◆ PETUNJUK LATIHAN:
Dalam tulisan tentang film 'Hotel Rwanda', untuk apa Paul memberikan uang suap kepada seorang jenderal? Jelaskan dalam satu sampai tiga kalimat.

◆ KUTIPAN BACAAN:
Oleh: Sonny Wibisono *
"Baik untuk memaafkan, lebih baik lagi untuk melupakan."
-- Robert Browning, penyair, 1812-1889
ANDA sudah menonton film 'Hotel Rwanda'? Film ini berdasarkan kisah nyata yang terjadi di Rwanda, negara di Afrika, tahun 1994, mengenai pembunuhan massal yang dilakukan suku Hutu terhadap suku Tutsi. Peristiwa pembantaian itu sendiri meletus beberapa jam setelah Presiden Rwanda, Juvenal Habyarimana, yang berasal dari suku Hutu, tewas dalam penembakan pesawat yang ditumpanginya, pada 6 April 1994.
Don Cheadle berperan sebagai Paul Rusesabagina, manager hotel. Ia mendapat nominasi Award atas aksinya di film ini. Paul, sang manager hotel, berasal dari suku Hutu, kebetulan menikah dengan Tatiana dari suku Tutsi. Mereka memiliki tiga orang anak. Dalam perjuangannya, Paul berhasil menyelamatkan lebih dari seribu nyawa dengan menggunakan hotelnya sebagai tempat sementara pengungsian suku Tutsi. Paul sendiri tak memedulikan bahaya yang harus dihadapinya pada saat genosida berlangsung dinegerinya. Paul memberikan uang suap kepada seorang jenderal dinegerinya untuk memberikan keamanan terhadap hotel yang diurusnya.
Film ini berisi kebencian manusia terhadap manusia lainnya. Bagaimana seorang yang telah dirasuki dendam karena perbedaan suku, melakukan pengkhianatan. Ketika Paul keluar dari hotelnya dan mengendarai mobil, ia kaget ketika mobilnya terhambat di jalan. Ia berpikir pohon yang menghalangi laju kendaraannya. Ternyata mobilnya melindas mayat. Ketika turun, ia melihat ribuan mayat bergelimpangan di jalan.
Tak ada yang indah sedikitpun bila kita bicara soal kebencian. Bila kita menuruti ego, yang ada hanyalah marah dan dendam semata. Sejarah selalu mencatat, dalam perjalanan kehidupan peradaban manusia, bahwa semakin berhasil kita dalam mengendalikan ego, maka semakin kita dapat mengendalikan masa depan kita. Tengoklah negeri Afrika Selatan.
Anda tentu sudah mendengar Nelson Mandela. Karena politik apartheid, Mandela dijatuhi hukuman 27 tahun penjara di Pulau Robben. Ia dibebaskan Februari 1990 dan langsung melakukan proses rekonsiliasi dengan semua lawan politiknya. Sepenggal kisah hidupnya dituangkan ke dalam layar lebar.

◆ KUMPULAN BARIS:

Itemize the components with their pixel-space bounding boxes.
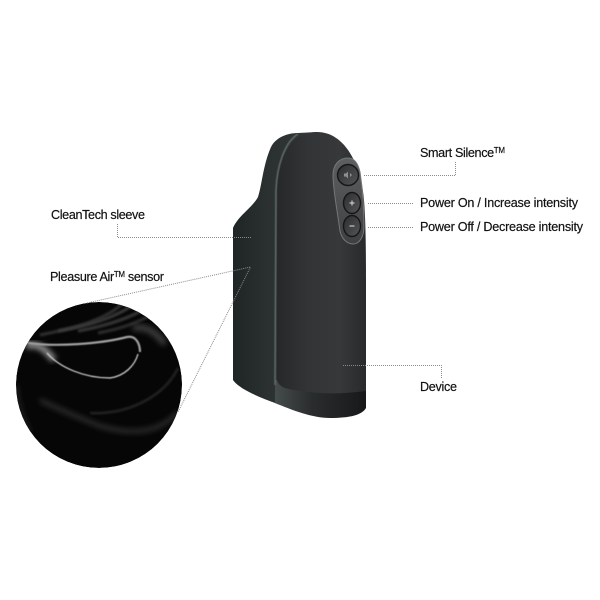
button capsule [333,158,364,244]
button: Smart Silence [338,164,358,186]
leader line: CleanTech sleeve [118,224,251,238]
leader line: Device [343,366,442,378]
leader line: Power On [368,202,413,204]
button: minus [344,216,360,236]
label: Pleasure Air sensor: TM [114,270,125,279]
device body [277,132,366,393]
leader lines: Pleasure Air sensor [87,267,250,412]
device illustration [233,132,366,418]
label: Power On: Power On / Increase intensity [420,196,579,210]
sleeve [233,132,320,412]
leader line: Smart Silence [363,162,456,176]
leader line: Power Off [368,226,413,228]
bottom band [275,380,366,418]
label: Device: Device [420,380,457,394]
label: CleanTech sleeve: CleanTech sleeve [51,208,145,222]
label: Pleasure Air sensor: Pleasure Air [50,270,114,284]
sleeve edge highlight [275,134,298,385]
label: Smart Silence: TM [494,146,505,155]
zoomed sensor detail circle [16,302,182,468]
label: Pleasure Air sensor: sensor [125,270,164,284]
label: Smart Silence: Smart Silence [420,146,494,160]
label: Power Off: Power Off / Decrease intensity [420,220,584,234]
button: plus [344,192,360,214]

◆ HASIL LATIHAN:
Paul menyuap seorang jenderal di negerinya agar jenderal itu memberikan keamanan terhadap hotel yang diurusnya. Hotel itu ia gunakan sebagai tempat pengungsian sementara bagi suku Tutsi, dan dengan cara itu ia berhasil menyelamatkan lebih dari seribu nyawa.